TASK PROMPT:
Return the records exactly as they are.

TASK MATERIAL:
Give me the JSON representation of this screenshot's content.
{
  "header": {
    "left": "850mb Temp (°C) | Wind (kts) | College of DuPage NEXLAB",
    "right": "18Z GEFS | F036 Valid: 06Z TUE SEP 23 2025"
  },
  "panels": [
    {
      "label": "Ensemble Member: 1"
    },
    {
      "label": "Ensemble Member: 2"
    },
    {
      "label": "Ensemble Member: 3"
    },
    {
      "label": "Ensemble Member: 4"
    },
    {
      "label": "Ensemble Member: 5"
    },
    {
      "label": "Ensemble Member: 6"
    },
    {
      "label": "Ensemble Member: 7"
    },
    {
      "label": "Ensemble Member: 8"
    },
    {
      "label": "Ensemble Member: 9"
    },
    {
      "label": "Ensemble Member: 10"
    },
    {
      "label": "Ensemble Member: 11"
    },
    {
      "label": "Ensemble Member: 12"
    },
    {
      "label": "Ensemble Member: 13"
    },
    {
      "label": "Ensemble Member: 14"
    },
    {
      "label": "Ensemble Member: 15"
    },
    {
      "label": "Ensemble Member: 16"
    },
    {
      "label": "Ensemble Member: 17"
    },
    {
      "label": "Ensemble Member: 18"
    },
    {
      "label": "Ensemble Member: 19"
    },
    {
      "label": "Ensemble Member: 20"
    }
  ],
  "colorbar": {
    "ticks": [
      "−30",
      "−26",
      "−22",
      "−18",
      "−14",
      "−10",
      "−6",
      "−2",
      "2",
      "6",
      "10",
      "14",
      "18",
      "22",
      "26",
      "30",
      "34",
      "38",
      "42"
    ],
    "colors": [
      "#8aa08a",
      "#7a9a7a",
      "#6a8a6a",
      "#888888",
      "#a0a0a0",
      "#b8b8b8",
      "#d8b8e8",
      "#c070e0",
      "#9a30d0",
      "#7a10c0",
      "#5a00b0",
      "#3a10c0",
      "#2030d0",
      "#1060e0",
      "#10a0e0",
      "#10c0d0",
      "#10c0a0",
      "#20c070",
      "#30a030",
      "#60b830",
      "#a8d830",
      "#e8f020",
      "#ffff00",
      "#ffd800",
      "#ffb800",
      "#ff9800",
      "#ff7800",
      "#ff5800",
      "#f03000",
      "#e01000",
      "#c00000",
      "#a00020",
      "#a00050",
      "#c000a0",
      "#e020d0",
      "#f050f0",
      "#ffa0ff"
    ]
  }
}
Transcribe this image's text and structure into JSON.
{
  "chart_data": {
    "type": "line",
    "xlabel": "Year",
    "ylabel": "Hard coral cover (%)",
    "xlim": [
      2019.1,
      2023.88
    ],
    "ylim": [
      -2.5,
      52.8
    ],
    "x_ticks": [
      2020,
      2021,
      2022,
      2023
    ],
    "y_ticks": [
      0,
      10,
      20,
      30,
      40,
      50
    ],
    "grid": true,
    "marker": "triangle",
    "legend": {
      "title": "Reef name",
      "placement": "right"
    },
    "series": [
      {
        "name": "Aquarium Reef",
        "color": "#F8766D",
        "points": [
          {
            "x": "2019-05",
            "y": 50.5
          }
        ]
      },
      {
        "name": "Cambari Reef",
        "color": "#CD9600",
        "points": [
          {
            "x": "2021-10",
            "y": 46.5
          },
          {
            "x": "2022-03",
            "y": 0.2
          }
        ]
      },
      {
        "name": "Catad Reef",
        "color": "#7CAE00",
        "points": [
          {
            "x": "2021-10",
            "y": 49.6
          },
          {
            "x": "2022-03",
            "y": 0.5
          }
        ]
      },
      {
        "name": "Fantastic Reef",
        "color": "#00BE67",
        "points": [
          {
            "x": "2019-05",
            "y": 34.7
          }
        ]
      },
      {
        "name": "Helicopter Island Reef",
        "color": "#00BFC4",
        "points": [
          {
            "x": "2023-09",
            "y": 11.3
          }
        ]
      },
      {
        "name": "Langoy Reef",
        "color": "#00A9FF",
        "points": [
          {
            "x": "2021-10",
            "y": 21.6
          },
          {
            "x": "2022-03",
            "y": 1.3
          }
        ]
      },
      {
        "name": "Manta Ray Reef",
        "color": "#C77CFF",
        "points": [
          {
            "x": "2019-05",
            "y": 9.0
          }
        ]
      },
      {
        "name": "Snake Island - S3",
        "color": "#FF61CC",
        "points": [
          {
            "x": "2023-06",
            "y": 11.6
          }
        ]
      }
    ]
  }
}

PROBLEM SOLUTION:
Give me the JSON representation of this screenshot's content.
{
  "header": {
    "left": "850mb Temp (°C) | Wind (kts) | College of DuPage NEXLAB",
    "right": "18Z GEFS | F036 Valid: 06Z TUE SEP 23 2025"
  },
  "panels": [
    {
      "label": "Ensemble Member: 1"
    },
    {
      "label": "Ensemble Member: 2"
    },
    {
      "label": "Ensemble Member: 3"
    },
    {
      "label": "Ensemble Member: 4"
    },
    {
      "label": "Ensemble Member: 5"
    },
    {
      "label": "Ensemble Member: 6"
    },
    {
      "label": "Ensemble Member: 7"
    },
    {
      "label": "Ensemble Member: 8"
    },
    {
      "label": "Ensemble Member: 9"
    },
    {
      "label": "Ensemble Member: 10"
    },
    {
      "label": "Ensemble Member: 11"
    },
    {
      "label": "Ensemble Member: 12"
    },
    {
      "label": "Ensemble Member: 13"
    },
    {
      "label": "Ensemble Member: 14"
    },
    {
      "label": "Ensemble Member: 15"
    },
    {
      "label": "Ensemble Member: 16"
    },
    {
      "label": "Ensemble Member: 17"
    },
    {
      "label": "Ensemble Member: 18"
    },
    {
      "label": "Ensemble Member: 19"
    },
    {
      "label": "Ensemble Member: 20"
    }
  ],
  "colorbar": {
    "ticks": [
      "−30",
      "−26",
      "−22",
      "−18",
      "−14",
      "−10",
      "−6",
      "−2",
      "2",
      "6",
      "10",
      "14",
      "18",
      "22",
      "26",
      "30",
      "34",
      "38",
      "42"
    ],
    "colors": [
      "#8aa08a",
      "#7a9a7a",
      "#6a8a6a",
      "#888888",
      "#a0a0a0",
      "#b8b8b8",
      "#d8b8e8",
      "#c070e0",
      "#9a30d0",
      "#7a10c0",
      "#5a00b0",
      "#3a10c0",
      "#2030d0",
      "#1060e0",
      "#10a0e0",
      "#10c0d0",
      "#10c0a0",
      "#20c070",
      "#30a030",
      "#60b830",
      "#a8d830",
      "#e8f020",
      "#ffff00",
      "#ffd800",
      "#ffb800",
      "#ff9800",
      "#ff7800",
      "#ff5800",
      "#f03000",
      "#e01000",
      "#c00000",
      "#a00020",
      "#a00050",
      "#c000a0",
      "#e020d0",
      "#f050f0",
      "#ffa0ff"
    ]
  }
}
Transcribe this image's text and structure into JSON.
{
  "chart_data": {
    "type": "line",
    "xlabel": "Year",
    "ylabel": "Hard coral cover (%)",
    "xlim": [
      2019.1,
      2023.88
    ],
    "ylim": [
      -2.5,
      52.8
    ],
    "x_ticks": [
      2020,
      2021,
      2022,
      2023
    ],
    "y_ticks": [
      0,
      10,
      20,
      30,
      40,
      50
    ],
    "grid": true,
    "marker": "triangle",
    "legend": {
      "title": "Reef name",
      "placement": "right"
    },
    "series": [
      {
        "name": "Aquarium Reef",
        "color": "#F8766D",
        "points": [
          {
            "x": "2019-05",
            "y": 50.5
          }
        ]
      },
      {
        "name": "Cambari Reef",
        "color": "#CD9600",
        "points": [
          {
            "x": "2021-10",
            "y": 46.5
          },
          {
            "x": "2022-03",
            "y": 0.2
          }
        ]
      },
      {
        "name": "Catad Reef",
        "color": "#7CAE00",
        "points": [
          {
            "x": "2021-10",
            "y": 49.6
          },
          {
            "x": "2022-03",
            "y": 0.5
          }
        ]
      },
      {
        "name": "Fantastic Reef",
        "color": "#00BE67",
        "points": [
          {
            "x": "2019-05",
            "y": 34.7
          }
        ]
      },
      {
        "name": "Helicopter Island Reef",
        "color": "#00BFC4",
        "points": [
          {
            "x": "2023-09",
            "y": 11.3
          }
        ]
      },
      {
        "name": "Langoy Reef",
        "color": "#00A9FF",
        "points": [
          {
            "x": "2021-10",
            "y": 21.6
          },
          {
            "x": "2022-03",
            "y": 1.3
          }
        ]
      },
      {
        "name": "Manta Ray Reef",
        "color": "#C77CFF",
        "points": [
          {
            "x": "2019-05",
            "y": 9.0
          }
        ]
      },
      {
        "name": "Snake Island - S3",
        "color": "#FF61CC",
        "points": [
          {
            "x": "2023-06",
            "y": 11.6
          }
        ]
      }
    ]
  }
}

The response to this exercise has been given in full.